— EXERCISE GOAL —
Identify the lines that contain the string "يبين" and copy all of them.

Source data
** Begin **

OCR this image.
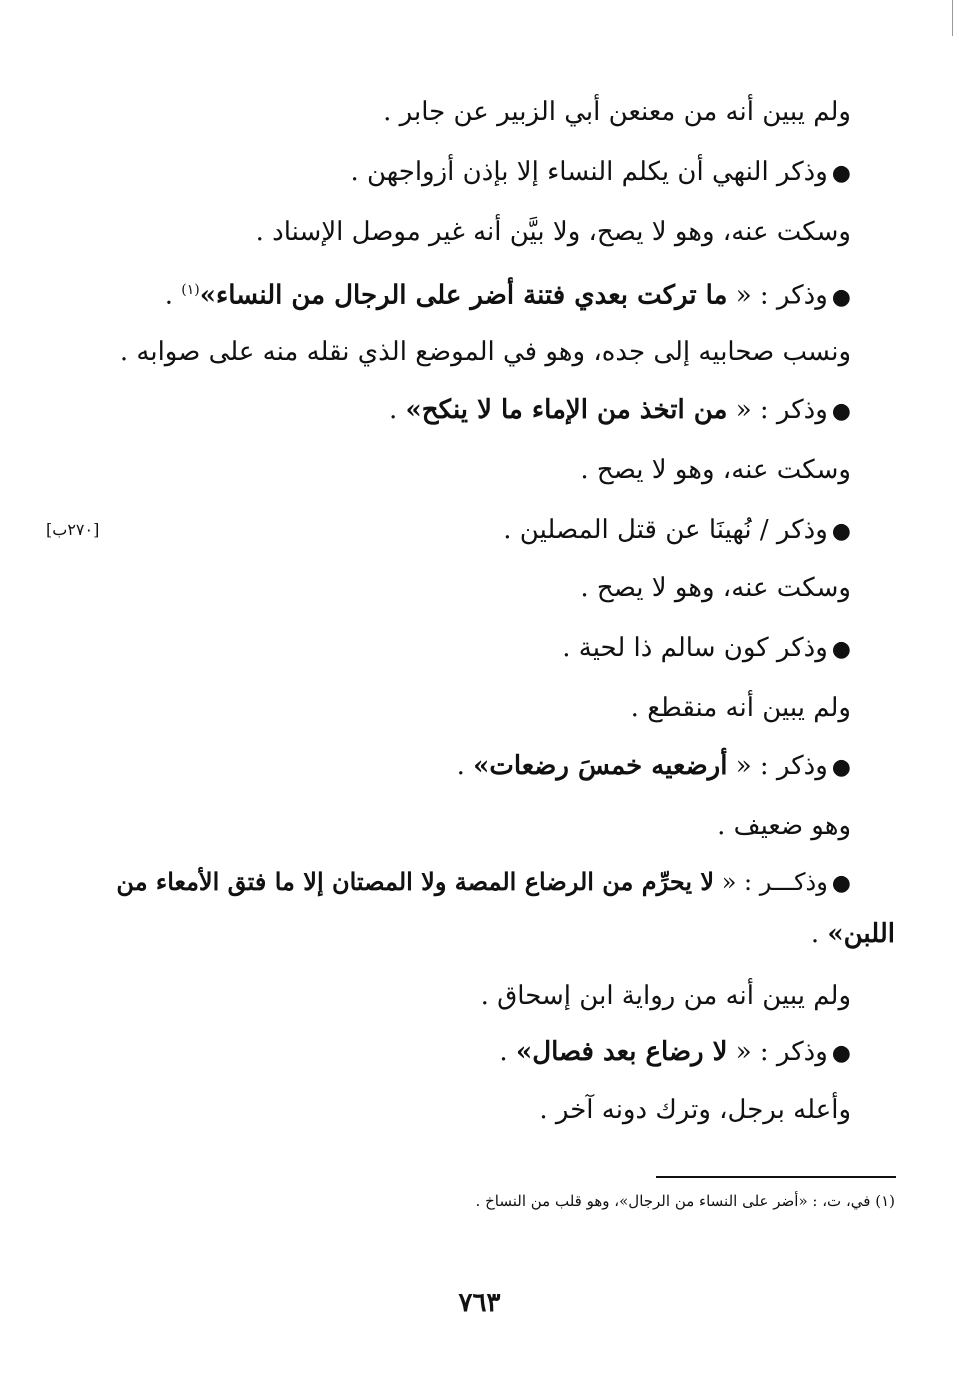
ولم يبين أنه من معنعن أبي الزبير عن جابر .
●وذكر النهي أن يكلم النساء إلا بإذن أزواجهن .
وسكت عنه، وهو لا يصح، ولا بيَّن أنه غير موصل الإسناد .
●وذكر : « ما تركت بعدي فتنة أضر على الرجال من النساء»$^{(١)}$ .
ونسب صحابيه إلى جده، وهو في الموضع الذي نقله منه على صوابه .
●وذكر : « من اتخذ من الإماء ما لا ينكح» .
وسكت عنه، وهو لا يصح .
●وذكر / نُهينَا عن قتل المصلين .
[٢٧٠ب]
وسكت عنه، وهو لا يصح .
●وذكر كون سالم ذا لحية .
ولم يبين أنه منقطع .
●وذكر : « أرضعيه خمسَ رضعات» .
وهو ضعيف .
●وذكـــر : « لا يحرِّم من الرضاع المصة ولا المصتان إلا ما فتق الأمعاء من
اللبن» .
ولم يبين أنه من رواية ابن إسحاق .
●وذكر : « لا رضاع بعد فصال» .
وأعله برجل، وترك دونه آخر .
(١) في، ت، : «أضر على النساء من الرجال»، وهو قلب من النساخ .
٧٦٣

** End **

— SOLUTION FOR THIS PROBLEM —
ولم يبين أنه من معنعن أبي الزبير عن جابر .
ولم يبين أنه منقطع .
ولم يبين أنه من رواية ابن إسحاق .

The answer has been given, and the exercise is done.